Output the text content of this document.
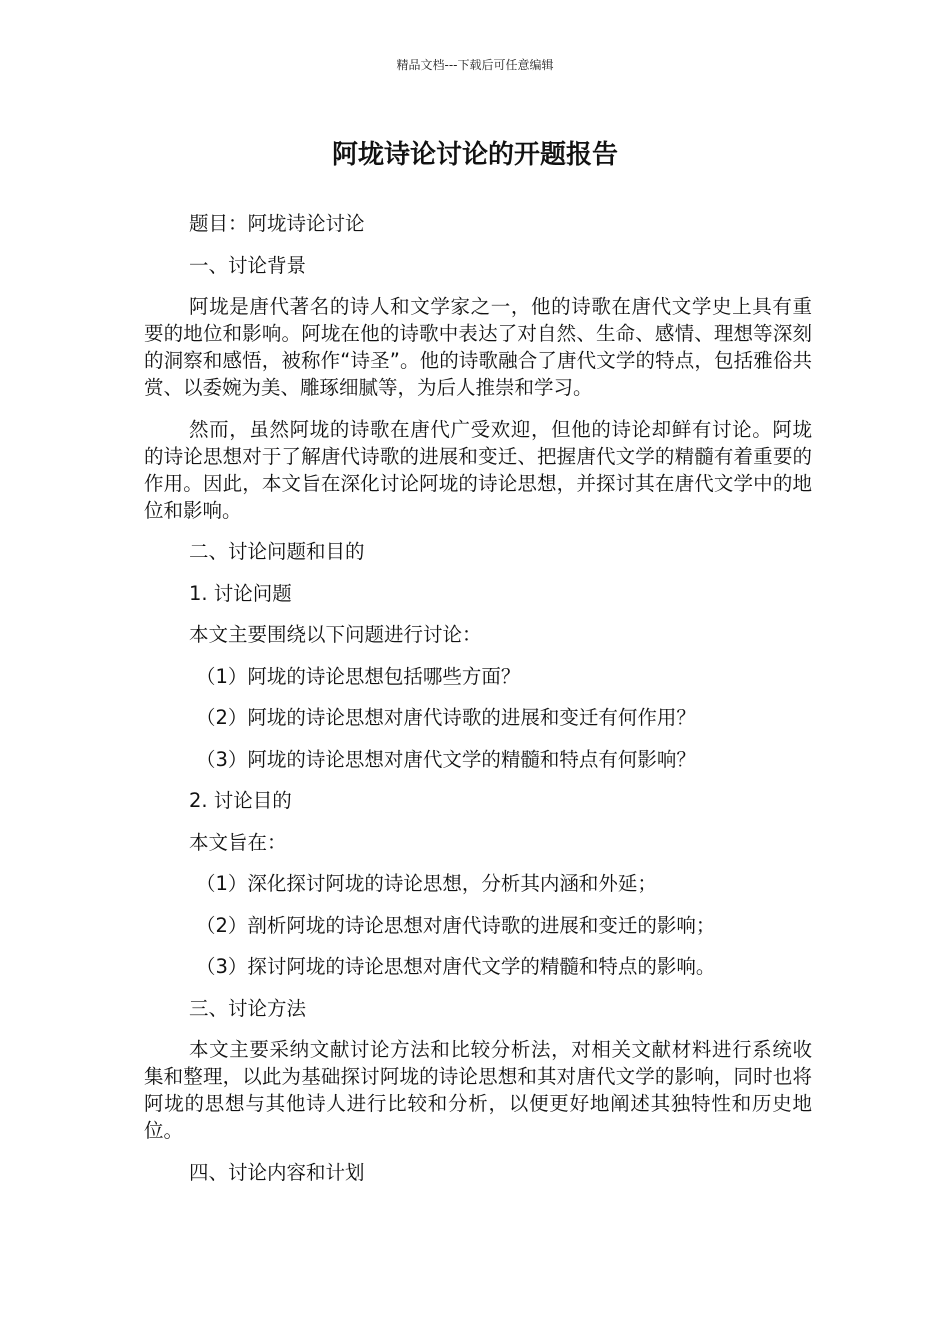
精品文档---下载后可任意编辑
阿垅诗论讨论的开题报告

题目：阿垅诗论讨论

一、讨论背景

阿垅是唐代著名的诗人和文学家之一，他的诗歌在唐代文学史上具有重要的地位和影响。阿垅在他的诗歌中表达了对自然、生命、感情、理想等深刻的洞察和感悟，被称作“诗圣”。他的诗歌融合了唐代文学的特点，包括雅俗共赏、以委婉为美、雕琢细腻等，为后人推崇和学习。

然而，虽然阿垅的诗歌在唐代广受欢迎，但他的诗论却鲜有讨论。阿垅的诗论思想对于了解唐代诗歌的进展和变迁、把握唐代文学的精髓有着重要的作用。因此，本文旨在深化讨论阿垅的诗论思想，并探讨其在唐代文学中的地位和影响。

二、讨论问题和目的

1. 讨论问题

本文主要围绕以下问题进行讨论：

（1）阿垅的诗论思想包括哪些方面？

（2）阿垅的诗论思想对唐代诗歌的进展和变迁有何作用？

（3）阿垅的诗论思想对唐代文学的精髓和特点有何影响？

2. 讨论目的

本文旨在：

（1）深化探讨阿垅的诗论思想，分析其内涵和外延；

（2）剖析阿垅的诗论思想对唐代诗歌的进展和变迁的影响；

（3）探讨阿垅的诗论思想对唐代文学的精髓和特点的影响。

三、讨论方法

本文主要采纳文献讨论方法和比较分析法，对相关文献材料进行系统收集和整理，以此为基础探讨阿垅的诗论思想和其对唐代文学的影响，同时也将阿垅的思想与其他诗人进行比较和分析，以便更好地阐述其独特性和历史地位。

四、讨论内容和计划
····················
* [Exercise instructions]:
All of the lines above should be retyped precisely, apart from the pictures.

* [Expected output]:
Output the text content of this document.
精品文档---下载后可任意编辑
阿垅诗论讨论的开题报告

题目：阿垅诗论讨论

一、讨论背景

阿垅是唐代著名的诗人和文学家之一，他的诗歌在唐代文学史上具有重要的地位和影响。阿垅在他的诗歌中表达了对自然、生命、感情、理想等深刻的洞察和感悟，被称作“诗圣”。他的诗歌融合了唐代文学的特点，包括雅俗共赏、以委婉为美、雕琢细腻等，为后人推崇和学习。

然而，虽然阿垅的诗歌在唐代广受欢迎，但他的诗论却鲜有讨论。阿垅的诗论思想对于了解唐代诗歌的进展和变迁、把握唐代文学的精髓有着重要的作用。因此，本文旨在深化讨论阿垅的诗论思想，并探讨其在唐代文学中的地位和影响。

二、讨论问题和目的

1. 讨论问题

本文主要围绕以下问题进行讨论：

（1）阿垅的诗论思想包括哪些方面？

（2）阿垅的诗论思想对唐代诗歌的进展和变迁有何作用？

（3）阿垅的诗论思想对唐代文学的精髓和特点有何影响？

2. 讨论目的

本文旨在：

（1）深化探讨阿垅的诗论思想，分析其内涵和外延；

（2）剖析阿垅的诗论思想对唐代诗歌的进展和变迁的影响；

（3）探讨阿垅的诗论思想对唐代文学的精髓和特点的影响。

三、讨论方法

本文主要采纳文献讨论方法和比较分析法，对相关文献材料进行系统收集和整理，以此为基础探讨阿垅的诗论思想和其对唐代文学的影响，同时也将阿垅的思想与其他诗人进行比较和分析，以便更好地阐述其独特性和历史地位。

四、讨论内容和计划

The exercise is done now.